§ The records:
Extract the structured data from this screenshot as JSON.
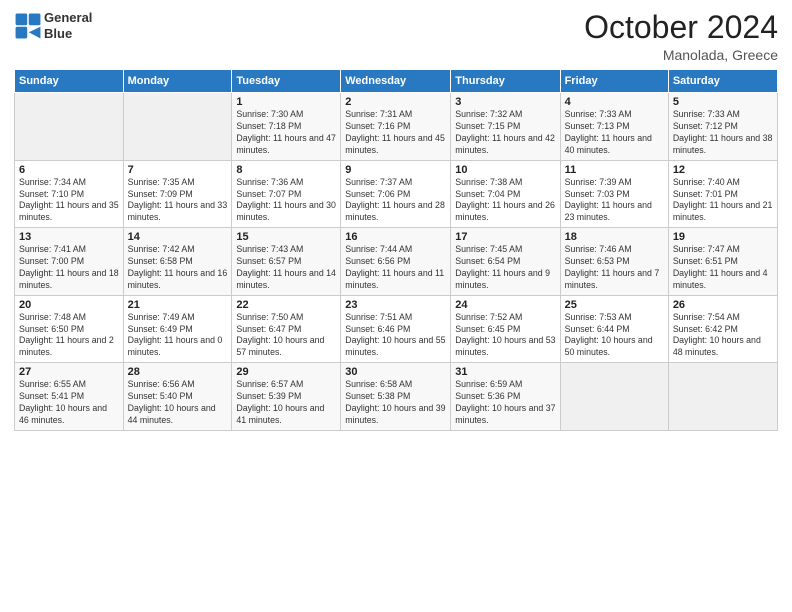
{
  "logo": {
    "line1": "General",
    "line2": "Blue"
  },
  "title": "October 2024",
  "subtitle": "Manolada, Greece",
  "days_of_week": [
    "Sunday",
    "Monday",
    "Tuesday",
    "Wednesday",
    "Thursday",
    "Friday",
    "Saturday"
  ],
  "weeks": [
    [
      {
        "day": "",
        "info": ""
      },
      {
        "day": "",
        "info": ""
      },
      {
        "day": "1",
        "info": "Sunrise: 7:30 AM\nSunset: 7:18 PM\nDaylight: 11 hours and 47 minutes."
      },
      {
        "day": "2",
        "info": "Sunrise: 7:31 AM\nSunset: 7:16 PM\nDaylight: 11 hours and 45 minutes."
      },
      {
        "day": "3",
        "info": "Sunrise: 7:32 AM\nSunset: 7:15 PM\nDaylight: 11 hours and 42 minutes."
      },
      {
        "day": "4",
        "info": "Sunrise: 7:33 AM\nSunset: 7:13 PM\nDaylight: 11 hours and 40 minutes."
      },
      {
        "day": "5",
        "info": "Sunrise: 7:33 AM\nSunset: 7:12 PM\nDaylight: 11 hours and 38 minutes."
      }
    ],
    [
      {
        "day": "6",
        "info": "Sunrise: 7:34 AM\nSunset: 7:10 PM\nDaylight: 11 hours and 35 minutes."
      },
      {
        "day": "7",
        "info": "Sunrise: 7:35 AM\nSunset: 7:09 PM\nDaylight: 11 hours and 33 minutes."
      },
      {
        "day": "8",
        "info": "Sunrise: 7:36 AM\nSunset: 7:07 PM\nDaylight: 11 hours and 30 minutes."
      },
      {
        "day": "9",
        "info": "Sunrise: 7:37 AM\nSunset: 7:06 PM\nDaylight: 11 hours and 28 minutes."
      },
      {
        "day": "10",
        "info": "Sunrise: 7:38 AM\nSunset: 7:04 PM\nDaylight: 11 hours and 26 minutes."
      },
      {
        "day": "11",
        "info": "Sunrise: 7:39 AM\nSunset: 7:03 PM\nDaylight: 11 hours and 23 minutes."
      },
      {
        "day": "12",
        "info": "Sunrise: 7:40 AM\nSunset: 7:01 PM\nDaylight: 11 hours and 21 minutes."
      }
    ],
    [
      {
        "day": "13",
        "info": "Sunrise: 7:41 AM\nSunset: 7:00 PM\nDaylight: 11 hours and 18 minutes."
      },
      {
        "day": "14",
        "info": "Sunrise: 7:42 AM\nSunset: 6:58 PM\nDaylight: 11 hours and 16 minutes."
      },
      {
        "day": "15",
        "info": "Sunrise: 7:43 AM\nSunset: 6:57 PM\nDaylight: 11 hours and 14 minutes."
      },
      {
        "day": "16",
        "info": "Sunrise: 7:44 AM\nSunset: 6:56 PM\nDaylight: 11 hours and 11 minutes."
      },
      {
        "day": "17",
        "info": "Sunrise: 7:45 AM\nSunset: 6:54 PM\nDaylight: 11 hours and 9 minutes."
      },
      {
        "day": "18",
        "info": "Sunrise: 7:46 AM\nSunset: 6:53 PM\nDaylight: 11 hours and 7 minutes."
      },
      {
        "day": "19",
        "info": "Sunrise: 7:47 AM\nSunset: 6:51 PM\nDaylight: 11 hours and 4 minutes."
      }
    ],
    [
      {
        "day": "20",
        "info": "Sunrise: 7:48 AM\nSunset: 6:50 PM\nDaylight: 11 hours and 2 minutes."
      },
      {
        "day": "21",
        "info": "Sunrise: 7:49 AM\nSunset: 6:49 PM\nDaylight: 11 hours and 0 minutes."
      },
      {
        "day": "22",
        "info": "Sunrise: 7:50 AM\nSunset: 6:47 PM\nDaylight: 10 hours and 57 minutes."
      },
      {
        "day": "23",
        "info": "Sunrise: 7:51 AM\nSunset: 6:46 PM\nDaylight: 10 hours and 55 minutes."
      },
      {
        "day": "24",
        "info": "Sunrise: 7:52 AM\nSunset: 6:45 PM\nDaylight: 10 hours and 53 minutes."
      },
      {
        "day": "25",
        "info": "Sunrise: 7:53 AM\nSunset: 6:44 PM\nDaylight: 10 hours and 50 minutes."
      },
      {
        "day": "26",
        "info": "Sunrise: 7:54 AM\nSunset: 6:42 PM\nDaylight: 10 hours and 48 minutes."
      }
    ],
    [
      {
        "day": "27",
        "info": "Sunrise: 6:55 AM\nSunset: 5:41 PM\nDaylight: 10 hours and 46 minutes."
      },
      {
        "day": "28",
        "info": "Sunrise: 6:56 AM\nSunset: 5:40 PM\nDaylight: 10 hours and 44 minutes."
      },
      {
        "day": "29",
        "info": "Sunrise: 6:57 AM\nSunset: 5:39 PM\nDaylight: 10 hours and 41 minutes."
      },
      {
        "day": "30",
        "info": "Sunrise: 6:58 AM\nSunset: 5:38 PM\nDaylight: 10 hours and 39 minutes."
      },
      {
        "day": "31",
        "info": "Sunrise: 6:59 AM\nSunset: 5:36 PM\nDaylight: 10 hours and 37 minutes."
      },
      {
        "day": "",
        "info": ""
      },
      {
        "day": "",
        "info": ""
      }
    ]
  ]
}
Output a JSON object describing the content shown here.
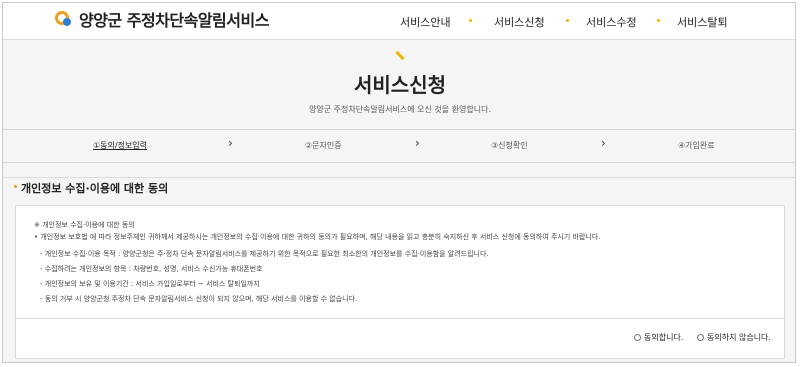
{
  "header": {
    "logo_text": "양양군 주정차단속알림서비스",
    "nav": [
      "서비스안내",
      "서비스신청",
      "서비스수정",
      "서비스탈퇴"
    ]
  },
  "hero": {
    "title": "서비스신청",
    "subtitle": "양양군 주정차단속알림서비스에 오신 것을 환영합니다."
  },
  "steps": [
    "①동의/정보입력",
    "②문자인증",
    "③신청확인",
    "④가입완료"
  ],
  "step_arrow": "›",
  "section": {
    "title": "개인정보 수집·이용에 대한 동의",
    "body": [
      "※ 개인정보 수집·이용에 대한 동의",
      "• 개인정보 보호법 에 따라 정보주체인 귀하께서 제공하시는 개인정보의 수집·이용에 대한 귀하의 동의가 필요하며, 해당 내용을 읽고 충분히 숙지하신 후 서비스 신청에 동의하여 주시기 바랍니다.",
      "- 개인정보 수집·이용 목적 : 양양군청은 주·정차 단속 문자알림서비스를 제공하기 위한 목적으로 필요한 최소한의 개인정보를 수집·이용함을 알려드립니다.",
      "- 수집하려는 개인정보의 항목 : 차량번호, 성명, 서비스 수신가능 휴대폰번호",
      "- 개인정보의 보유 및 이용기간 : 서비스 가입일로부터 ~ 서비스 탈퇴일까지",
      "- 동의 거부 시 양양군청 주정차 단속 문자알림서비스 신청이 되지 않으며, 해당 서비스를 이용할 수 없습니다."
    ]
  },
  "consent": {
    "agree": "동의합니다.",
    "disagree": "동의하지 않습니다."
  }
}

§ Exercise aim: Copy the entries above faithfully and omit every image.

§ Response to the exercise:
Extract the structured data from this screenshot as JSON.
{
  "logo": {
    "line1": "General",
    "line2": "Blue"
  },
  "title": "October 2024",
  "subtitle": "Manolada, Greece",
  "days_of_week": [
    "Sunday",
    "Monday",
    "Tuesday",
    "Wednesday",
    "Thursday",
    "Friday",
    "Saturday"
  ],
  "weeks": [
    [
      {
        "day": "",
        "info": ""
      },
      {
        "day": "",
        "info": ""
      },
      {
        "day": "1",
        "info": "Sunrise: 7:30 AM\nSunset: 7:18 PM\nDaylight: 11 hours and 47 minutes."
      },
      {
        "day": "2",
        "info": "Sunrise: 7:31 AM\nSunset: 7:16 PM\nDaylight: 11 hours and 45 minutes."
      },
      {
        "day": "3",
        "info": "Sunrise: 7:32 AM\nSunset: 7:15 PM\nDaylight: 11 hours and 42 minutes."
      },
      {
        "day": "4",
        "info": "Sunrise: 7:33 AM\nSunset: 7:13 PM\nDaylight: 11 hours and 40 minutes."
      },
      {
        "day": "5",
        "info": "Sunrise: 7:33 AM\nSunset: 7:12 PM\nDaylight: 11 hours and 38 minutes."
      }
    ],
    [
      {
        "day": "6",
        "info": "Sunrise: 7:34 AM\nSunset: 7:10 PM\nDaylight: 11 hours and 35 minutes."
      },
      {
        "day": "7",
        "info": "Sunrise: 7:35 AM\nSunset: 7:09 PM\nDaylight: 11 hours and 33 minutes."
      },
      {
        "day": "8",
        "info": "Sunrise: 7:36 AM\nSunset: 7:07 PM\nDaylight: 11 hours and 30 minutes."
      },
      {
        "day": "9",
        "info": "Sunrise: 7:37 AM\nSunset: 7:06 PM\nDaylight: 11 hours and 28 minutes."
      },
      {
        "day": "10",
        "info": "Sunrise: 7:38 AM\nSunset: 7:04 PM\nDaylight: 11 hours and 26 minutes."
      },
      {
        "day": "11",
        "info": "Sunrise: 7:39 AM\nSunset: 7:03 PM\nDaylight: 11 hours and 23 minutes."
      },
      {
        "day": "12",
        "info": "Sunrise: 7:40 AM\nSunset: 7:01 PM\nDaylight: 11 hours and 21 minutes."
      }
    ],
    [
      {
        "day": "13",
        "info": "Sunrise: 7:41 AM\nSunset: 7:00 PM\nDaylight: 11 hours and 18 minutes."
      },
      {
        "day": "14",
        "info": "Sunrise: 7:42 AM\nSunset: 6:58 PM\nDaylight: 11 hours and 16 minutes."
      },
      {
        "day": "15",
        "info": "Sunrise: 7:43 AM\nSunset: 6:57 PM\nDaylight: 11 hours and 14 minutes."
      },
      {
        "day": "16",
        "info": "Sunrise: 7:44 AM\nSunset: 6:56 PM\nDaylight: 11 hours and 11 minutes."
      },
      {
        "day": "17",
        "info": "Sunrise: 7:45 AM\nSunset: 6:54 PM\nDaylight: 11 hours and 9 minutes."
      },
      {
        "day": "18",
        "info": "Sunrise: 7:46 AM\nSunset: 6:53 PM\nDaylight: 11 hours and 7 minutes."
      },
      {
        "day": "19",
        "info": "Sunrise: 7:47 AM\nSunset: 6:51 PM\nDaylight: 11 hours and 4 minutes."
      }
    ],
    [
      {
        "day": "20",
        "info": "Sunrise: 7:48 AM\nSunset: 6:50 PM\nDaylight: 11 hours and 2 minutes."
      },
      {
        "day": "21",
        "info": "Sunrise: 7:49 AM\nSunset: 6:49 PM\nDaylight: 11 hours and 0 minutes."
      },
      {
        "day": "22",
        "info": "Sunrise: 7:50 AM\nSunset: 6:47 PM\nDaylight: 10 hours and 57 minutes."
      },
      {
        "day": "23",
        "info": "Sunrise: 7:51 AM\nSunset: 6:46 PM\nDaylight: 10 hours and 55 minutes."
      },
      {
        "day": "24",
        "info": "Sunrise: 7:52 AM\nSunset: 6:45 PM\nDaylight: 10 hours and 53 minutes."
      },
      {
        "day": "25",
        "info": "Sunrise: 7:53 AM\nSunset: 6:44 PM\nDaylight: 10 hours and 50 minutes."
      },
      {
        "day": "26",
        "info": "Sunrise: 7:54 AM\nSunset: 6:42 PM\nDaylight: 10 hours and 48 minutes."
      }
    ],
    [
      {
        "day": "27",
        "info": "Sunrise: 6:55 AM\nSunset: 5:41 PM\nDaylight: 10 hours and 46 minutes."
      },
      {
        "day": "28",
        "info": "Sunrise: 6:56 AM\nSunset: 5:40 PM\nDaylight: 10 hours and 44 minutes."
      },
      {
        "day": "29",
        "info": "Sunrise: 6:57 AM\nSunset: 5:39 PM\nDaylight: 10 hours and 41 minutes."
      },
      {
        "day": "30",
        "info": "Sunrise: 6:58 AM\nSunset: 5:38 PM\nDaylight: 10 hours and 39 minutes."
      },
      {
        "day": "31",
        "info": "Sunrise: 6:59 AM\nSunset: 5:36 PM\nDaylight: 10 hours and 37 minutes."
      },
      {
        "day": "",
        "info": ""
      },
      {
        "day": "",
        "info": ""
      }
    ]
  ]
}
Output a JSON object describing the content shown here.
{
  "header": {
    "logo_text": "양양군 주정차단속알림서비스",
    "nav": [
      "서비스안내",
      "서비스신청",
      "서비스수정",
      "서비스탈퇴"
    ]
  },
  "hero": {
    "title": "서비스신청",
    "subtitle": "양양군 주정차단속알림서비스에 오신 것을 환영합니다."
  },
  "steps": [
    "①동의/정보입력",
    "②문자인증",
    "③신청확인",
    "④가입완료"
  ],
  "step_arrow": "›",
  "section": {
    "title": "개인정보 수집·이용에 대한 동의",
    "body": [
      "※ 개인정보 수집·이용에 대한 동의",
      "• 개인정보 보호법 에 따라 정보주체인 귀하께서 제공하시는 개인정보의 수집·이용에 대한 귀하의 동의가 필요하며, 해당 내용을 읽고 충분히 숙지하신 후 서비스 신청에 동의하여 주시기 바랍니다.",
      "- 개인정보 수집·이용 목적 : 양양군청은 주·정차 단속 문자알림서비스를 제공하기 위한 목적으로 필요한 최소한의 개인정보를 수집·이용함을 알려드립니다.",
      "- 수집하려는 개인정보의 항목 : 차량번호, 성명, 서비스 수신가능 휴대폰번호",
      "- 개인정보의 보유 및 이용기간 : 서비스 가입일로부터 ~ 서비스 탈퇴일까지",
      "- 동의 거부 시 양양군청 주정차 단속 문자알림서비스 신청이 되지 않으며, 해당 서비스를 이용할 수 없습니다."
    ]
  },
  "consent": {
    "agree": "동의합니다.",
    "disagree": "동의하지 않습니다."
  }
}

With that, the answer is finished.